[[ EXERCISE INPUTS, beginning ]]

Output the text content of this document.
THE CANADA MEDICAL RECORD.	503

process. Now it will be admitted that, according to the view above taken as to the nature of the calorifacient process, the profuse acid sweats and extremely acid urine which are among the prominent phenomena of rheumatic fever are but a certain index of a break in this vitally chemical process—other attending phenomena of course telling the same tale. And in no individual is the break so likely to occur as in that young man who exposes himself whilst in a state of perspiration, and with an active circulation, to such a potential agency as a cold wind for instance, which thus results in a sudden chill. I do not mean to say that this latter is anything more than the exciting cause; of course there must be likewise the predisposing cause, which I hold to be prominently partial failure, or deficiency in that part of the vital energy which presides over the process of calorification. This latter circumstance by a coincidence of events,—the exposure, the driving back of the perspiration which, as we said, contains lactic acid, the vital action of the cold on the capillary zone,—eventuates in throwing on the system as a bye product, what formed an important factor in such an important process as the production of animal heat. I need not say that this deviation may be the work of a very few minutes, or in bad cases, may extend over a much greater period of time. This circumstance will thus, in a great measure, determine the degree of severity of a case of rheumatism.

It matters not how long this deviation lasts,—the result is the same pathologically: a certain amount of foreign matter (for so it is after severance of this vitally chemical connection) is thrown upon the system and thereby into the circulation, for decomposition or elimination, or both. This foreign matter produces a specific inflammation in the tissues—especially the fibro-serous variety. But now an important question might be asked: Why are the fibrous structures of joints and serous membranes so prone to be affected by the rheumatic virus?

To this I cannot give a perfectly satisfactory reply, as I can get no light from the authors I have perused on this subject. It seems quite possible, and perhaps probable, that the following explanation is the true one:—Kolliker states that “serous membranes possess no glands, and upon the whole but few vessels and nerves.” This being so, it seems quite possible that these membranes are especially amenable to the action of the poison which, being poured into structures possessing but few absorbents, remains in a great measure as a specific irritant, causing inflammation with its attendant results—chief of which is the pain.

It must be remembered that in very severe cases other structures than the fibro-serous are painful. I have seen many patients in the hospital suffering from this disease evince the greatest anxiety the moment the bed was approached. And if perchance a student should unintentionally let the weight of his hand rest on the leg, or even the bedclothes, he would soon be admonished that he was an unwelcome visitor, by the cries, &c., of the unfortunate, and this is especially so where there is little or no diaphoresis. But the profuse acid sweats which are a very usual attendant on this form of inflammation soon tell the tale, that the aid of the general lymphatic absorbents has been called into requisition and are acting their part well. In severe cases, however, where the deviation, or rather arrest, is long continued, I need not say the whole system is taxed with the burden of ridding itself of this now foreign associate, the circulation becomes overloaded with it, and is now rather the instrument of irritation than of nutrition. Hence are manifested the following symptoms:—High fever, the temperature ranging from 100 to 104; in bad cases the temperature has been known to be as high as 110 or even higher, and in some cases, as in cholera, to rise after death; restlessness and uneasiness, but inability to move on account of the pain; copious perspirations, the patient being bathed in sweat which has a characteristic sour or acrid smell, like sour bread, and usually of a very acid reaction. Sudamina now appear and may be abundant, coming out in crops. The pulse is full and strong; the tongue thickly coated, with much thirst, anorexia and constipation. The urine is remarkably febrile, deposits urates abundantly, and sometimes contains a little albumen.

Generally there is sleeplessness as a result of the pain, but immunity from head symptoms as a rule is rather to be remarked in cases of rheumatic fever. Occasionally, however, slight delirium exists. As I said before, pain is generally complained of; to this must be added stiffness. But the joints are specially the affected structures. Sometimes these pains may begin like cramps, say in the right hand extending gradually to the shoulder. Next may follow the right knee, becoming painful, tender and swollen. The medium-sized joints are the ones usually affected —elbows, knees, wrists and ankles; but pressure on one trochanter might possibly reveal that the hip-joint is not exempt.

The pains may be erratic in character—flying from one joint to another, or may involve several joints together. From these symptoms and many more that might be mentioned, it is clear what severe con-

[[ EXERCISE INPUTS, end ]]

▶ **WHAT IS NEEDED**: Repeat everything in the listing above exactly.

▶ **TASK ANSWER**:
Output the text content of this document.
THE CANADA MEDICAL RECORD.	503

process. Now it will be admitted that, according to the view above taken as to the nature of the calorifacient process, the profuse acid sweats and extremely acid urine which are among the prominent phenomena of rheumatic fever are but a certain index of a break in this vitally chemical process—other attending phenomena of course telling the same tale. And in no individual is the break so likely to occur as in that young man who exposes himself whilst in a state of perspiration, and with an active circulation, to such a potential agency as a cold wind for instance, which thus results in a sudden chill. I do not mean to say that this latter is anything more than the exciting cause; of course there must be likewise the predisposing cause, which I hold to be prominently partial failure, or deficiency in that part of the vital energy which presides over the process of calorification. This latter circumstance by a coincidence of events,—the exposure, the driving back of the perspiration which, as we said, contains lactic acid, the vital action of the cold on the capillary zone,—eventuates in throwing on the system as a bye product, what formed an important factor in such an important process as the production of animal heat. I need not say that this deviation may be the work of a very few minutes, or in bad cases, may extend over a much greater period of time. This circumstance will thus, in a great measure, determine the degree of severity of a case of rheumatism.

It matters not how long this deviation lasts,—the result is the same pathologically: a certain amount of foreign matter (for so it is after severance of this vitally chemical connection) is thrown upon the system and thereby into the circulation, for decomposition or elimination, or both. This foreign matter produces a specific inflammation in the tissues—especially the fibro-serous variety. But now an important question might be asked: Why are the fibrous structures of joints and serous membranes so prone to be affected by the rheumatic virus?

To this I cannot give a perfectly satisfactory reply, as I can get no light from the authors I have perused on this subject. It seems quite possible, and perhaps probable, that the following explanation is the true one:—Kolliker states that “serous membranes possess no glands, and upon the whole but few vessels and nerves.” This being so, it seems quite possible that these membranes are especially amenable to the action of the poison which, being poured into structures possessing but few absorbents, remains in a great measure as a specific irritant, causing inflammation with its attendant results—chief of which is the pain.

It must be remembered that in very severe cases other structures than the fibro-serous are painful. I have seen many patients in the hospital suffering from this disease evince the greatest anxiety the moment the bed was approached. And if perchance a student should unintentionally let the weight of his hand rest on the leg, or even the bedclothes, he would soon be admonished that he was an unwelcome visitor, by the cries, &c., of the unfortunate, and this is especially so where there is little or no diaphoresis. But the profuse acid sweats which are a very usual attendant on this form of inflammation soon tell the tale, that the aid of the general lymphatic absorbents has been called into requisition and are acting their part well. In severe cases, however, where the deviation, or rather arrest, is long continued, I need not say the whole system is taxed with the burden of ridding itself of this now foreign associate, the circulation becomes overloaded with it, and is now rather the instrument of irritation than of nutrition. Hence are manifested the following symptoms:—High fever, the temperature ranging from 100 to 104; in bad cases the temperature has been known to be as high as 110 or even higher, and in some cases, as in cholera, to rise after death; restlessness and uneasiness, but inability to move on account of the pain; copious perspirations, the patient being bathed in sweat which has a characteristic sour or acrid smell, like sour bread, and usually of a very acid reaction. Sudamina now appear and may be abundant, coming out in crops. The pulse is full and strong; the tongue thickly coated, with much thirst, anorexia and constipation. The urine is remarkably febrile, deposits urates abundantly, and sometimes contains a little albumen.

Generally there is sleeplessness as a result of the pain, but immunity from head symptoms as a rule is rather to be remarked in cases of rheumatic fever. Occasionally, however, slight delirium exists. As I said before, pain is generally complained of; to this must be added stiffness. But the joints are specially the affected structures. Sometimes these pains may begin like cramps, say in the right hand extending gradually to the shoulder. Next may follow the right knee, becoming painful, tender and swollen. The medium-sized joints are the ones usually affected —elbows, knees, wrists and ankles; but pressure on one trochanter might possibly reveal that the hip-joint is not exempt.

The pains may be erratic in character—flying from one joint to another, or may involve several joints together. From these symptoms and many more that might be mentioned, it is clear what severe con-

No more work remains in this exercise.